§ EXERCISE DESCRIPTION: The entries below should be given again exactly, minus their pictures.

# START OF RECORDS FOR PROCESSING

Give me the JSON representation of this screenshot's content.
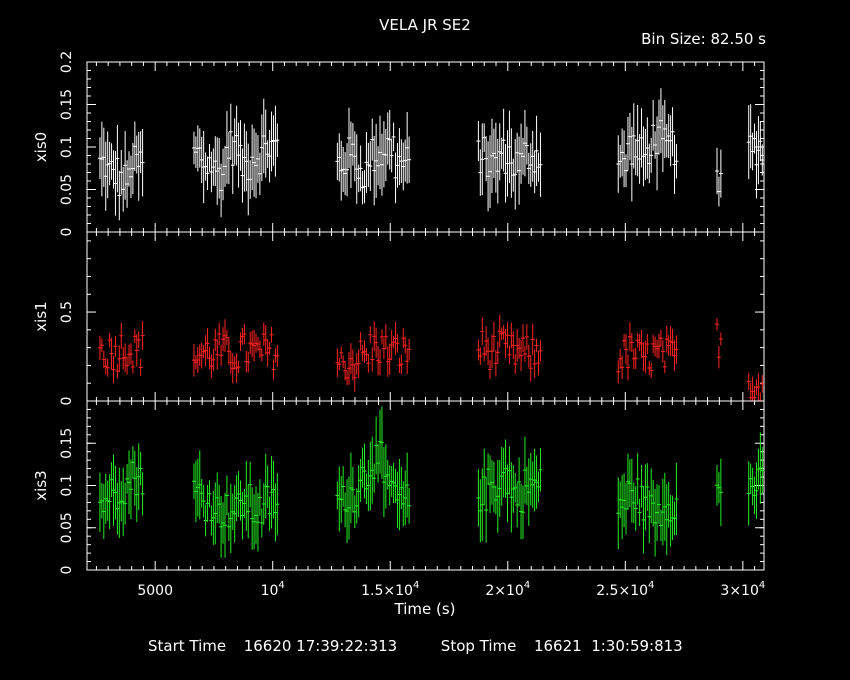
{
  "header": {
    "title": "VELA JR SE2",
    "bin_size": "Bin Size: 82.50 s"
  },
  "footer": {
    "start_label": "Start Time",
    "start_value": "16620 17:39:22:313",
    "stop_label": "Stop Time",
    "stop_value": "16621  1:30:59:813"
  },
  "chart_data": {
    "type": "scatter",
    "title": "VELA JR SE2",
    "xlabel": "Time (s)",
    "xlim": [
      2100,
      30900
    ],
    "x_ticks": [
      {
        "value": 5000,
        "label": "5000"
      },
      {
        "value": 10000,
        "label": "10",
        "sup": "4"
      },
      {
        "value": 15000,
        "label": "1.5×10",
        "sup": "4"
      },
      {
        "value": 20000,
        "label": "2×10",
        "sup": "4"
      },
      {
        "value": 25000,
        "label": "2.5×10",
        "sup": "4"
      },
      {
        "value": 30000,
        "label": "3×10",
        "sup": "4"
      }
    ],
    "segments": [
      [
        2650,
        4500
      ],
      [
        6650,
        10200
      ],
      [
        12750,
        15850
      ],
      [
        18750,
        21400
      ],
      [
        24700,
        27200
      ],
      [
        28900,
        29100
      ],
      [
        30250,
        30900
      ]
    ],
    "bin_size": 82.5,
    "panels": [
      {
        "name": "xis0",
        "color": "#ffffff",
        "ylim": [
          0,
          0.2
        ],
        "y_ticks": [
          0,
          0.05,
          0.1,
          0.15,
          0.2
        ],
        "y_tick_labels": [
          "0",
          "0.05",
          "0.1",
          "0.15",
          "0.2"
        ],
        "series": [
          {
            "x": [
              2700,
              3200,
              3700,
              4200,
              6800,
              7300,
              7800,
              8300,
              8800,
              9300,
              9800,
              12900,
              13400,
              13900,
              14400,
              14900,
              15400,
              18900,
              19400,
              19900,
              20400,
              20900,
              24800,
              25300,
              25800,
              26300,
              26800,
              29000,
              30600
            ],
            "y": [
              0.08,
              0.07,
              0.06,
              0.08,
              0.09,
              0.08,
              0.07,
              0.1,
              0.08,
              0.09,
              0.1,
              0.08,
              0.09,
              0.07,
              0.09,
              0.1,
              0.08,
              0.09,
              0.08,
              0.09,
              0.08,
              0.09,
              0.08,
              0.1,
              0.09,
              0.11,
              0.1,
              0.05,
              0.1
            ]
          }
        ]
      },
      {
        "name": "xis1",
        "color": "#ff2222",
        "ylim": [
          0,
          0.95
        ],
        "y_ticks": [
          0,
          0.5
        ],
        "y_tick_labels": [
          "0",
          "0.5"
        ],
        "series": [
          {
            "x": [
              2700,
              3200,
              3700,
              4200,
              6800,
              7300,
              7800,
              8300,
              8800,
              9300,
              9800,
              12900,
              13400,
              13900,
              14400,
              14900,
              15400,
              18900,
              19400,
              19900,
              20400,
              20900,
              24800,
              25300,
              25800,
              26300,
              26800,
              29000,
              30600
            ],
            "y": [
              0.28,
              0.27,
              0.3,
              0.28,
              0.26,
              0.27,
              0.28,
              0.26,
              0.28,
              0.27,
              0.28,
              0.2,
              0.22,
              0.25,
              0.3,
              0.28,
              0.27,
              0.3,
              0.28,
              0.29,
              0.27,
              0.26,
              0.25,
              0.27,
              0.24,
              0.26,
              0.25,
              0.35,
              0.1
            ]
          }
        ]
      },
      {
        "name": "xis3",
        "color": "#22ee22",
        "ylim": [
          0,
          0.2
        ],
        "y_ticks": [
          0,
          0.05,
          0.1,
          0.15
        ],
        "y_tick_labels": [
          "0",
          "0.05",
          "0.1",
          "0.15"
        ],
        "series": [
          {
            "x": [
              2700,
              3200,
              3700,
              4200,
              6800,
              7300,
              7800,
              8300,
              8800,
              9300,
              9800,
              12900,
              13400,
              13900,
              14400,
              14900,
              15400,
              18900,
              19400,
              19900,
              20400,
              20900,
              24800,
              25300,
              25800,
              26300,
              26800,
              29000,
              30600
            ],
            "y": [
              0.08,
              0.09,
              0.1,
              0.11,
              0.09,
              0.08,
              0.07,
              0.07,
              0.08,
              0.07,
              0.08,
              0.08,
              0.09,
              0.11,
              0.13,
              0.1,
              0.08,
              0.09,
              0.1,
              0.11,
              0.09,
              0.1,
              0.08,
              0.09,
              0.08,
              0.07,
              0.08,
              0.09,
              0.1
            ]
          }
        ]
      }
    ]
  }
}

# END OF RECORDS FOR PROCESSING

§ OUTPUT:
Give me the JSON representation of this screenshot's content.
{
  "header": {
    "title": "VELA JR SE2",
    "bin_size": "Bin Size: 82.50 s"
  },
  "footer": {
    "start_label": "Start Time",
    "start_value": "16620 17:39:22:313",
    "stop_label": "Stop Time",
    "stop_value": "16621  1:30:59:813"
  },
  "chart_data": {
    "type": "scatter",
    "title": "VELA JR SE2",
    "xlabel": "Time (s)",
    "xlim": [
      2100,
      30900
    ],
    "x_ticks": [
      {
        "value": 5000,
        "label": "5000"
      },
      {
        "value": 10000,
        "label": "10",
        "sup": "4"
      },
      {
        "value": 15000,
        "label": "1.5×10",
        "sup": "4"
      },
      {
        "value": 20000,
        "label": "2×10",
        "sup": "4"
      },
      {
        "value": 25000,
        "label": "2.5×10",
        "sup": "4"
      },
      {
        "value": 30000,
        "label": "3×10",
        "sup": "4"
      }
    ],
    "segments": [
      [
        2650,
        4500
      ],
      [
        6650,
        10200
      ],
      [
        12750,
        15850
      ],
      [
        18750,
        21400
      ],
      [
        24700,
        27200
      ],
      [
        28900,
        29100
      ],
      [
        30250,
        30900
      ]
    ],
    "bin_size": 82.5,
    "panels": [
      {
        "name": "xis0",
        "color": "#ffffff",
        "ylim": [
          0,
          0.2
        ],
        "y_ticks": [
          0,
          0.05,
          0.1,
          0.15,
          0.2
        ],
        "y_tick_labels": [
          "0",
          "0.05",
          "0.1",
          "0.15",
          "0.2"
        ],
        "series": [
          {
            "x": [
              2700,
              3200,
              3700,
              4200,
              6800,
              7300,
              7800,
              8300,
              8800,
              9300,
              9800,
              12900,
              13400,
              13900,
              14400,
              14900,
              15400,
              18900,
              19400,
              19900,
              20400,
              20900,
              24800,
              25300,
              25800,
              26300,
              26800,
              29000,
              30600
            ],
            "y": [
              0.08,
              0.07,
              0.06,
              0.08,
              0.09,
              0.08,
              0.07,
              0.1,
              0.08,
              0.09,
              0.1,
              0.08,
              0.09,
              0.07,
              0.09,
              0.1,
              0.08,
              0.09,
              0.08,
              0.09,
              0.08,
              0.09,
              0.08,
              0.1,
              0.09,
              0.11,
              0.1,
              0.05,
              0.1
            ]
          }
        ]
      },
      {
        "name": "xis1",
        "color": "#ff2222",
        "ylim": [
          0,
          0.95
        ],
        "y_ticks": [
          0,
          0.5
        ],
        "y_tick_labels": [
          "0",
          "0.5"
        ],
        "series": [
          {
            "x": [
              2700,
              3200,
              3700,
              4200,
              6800,
              7300,
              7800,
              8300,
              8800,
              9300,
              9800,
              12900,
              13400,
              13900,
              14400,
              14900,
              15400,
              18900,
              19400,
              19900,
              20400,
              20900,
              24800,
              25300,
              25800,
              26300,
              26800,
              29000,
              30600
            ],
            "y": [
              0.28,
              0.27,
              0.3,
              0.28,
              0.26,
              0.27,
              0.28,
              0.26,
              0.28,
              0.27,
              0.28,
              0.2,
              0.22,
              0.25,
              0.3,
              0.28,
              0.27,
              0.3,
              0.28,
              0.29,
              0.27,
              0.26,
              0.25,
              0.27,
              0.24,
              0.26,
              0.25,
              0.35,
              0.1
            ]
          }
        ]
      },
      {
        "name": "xis3",
        "color": "#22ee22",
        "ylim": [
          0,
          0.2
        ],
        "y_ticks": [
          0,
          0.05,
          0.1,
          0.15
        ],
        "y_tick_labels": [
          "0",
          "0.05",
          "0.1",
          "0.15"
        ],
        "series": [
          {
            "x": [
              2700,
              3200,
              3700,
              4200,
              6800,
              7300,
              7800,
              8300,
              8800,
              9300,
              9800,
              12900,
              13400,
              13900,
              14400,
              14900,
              15400,
              18900,
              19400,
              19900,
              20400,
              20900,
              24800,
              25300,
              25800,
              26300,
              26800,
              29000,
              30600
            ],
            "y": [
              0.08,
              0.09,
              0.1,
              0.11,
              0.09,
              0.08,
              0.07,
              0.07,
              0.08,
              0.07,
              0.08,
              0.08,
              0.09,
              0.11,
              0.13,
              0.1,
              0.08,
              0.09,
              0.1,
              0.11,
              0.09,
              0.1,
              0.08,
              0.09,
              0.08,
              0.07,
              0.08,
              0.09,
              0.1
            ]
          }
        ]
      }
    ]
  }
}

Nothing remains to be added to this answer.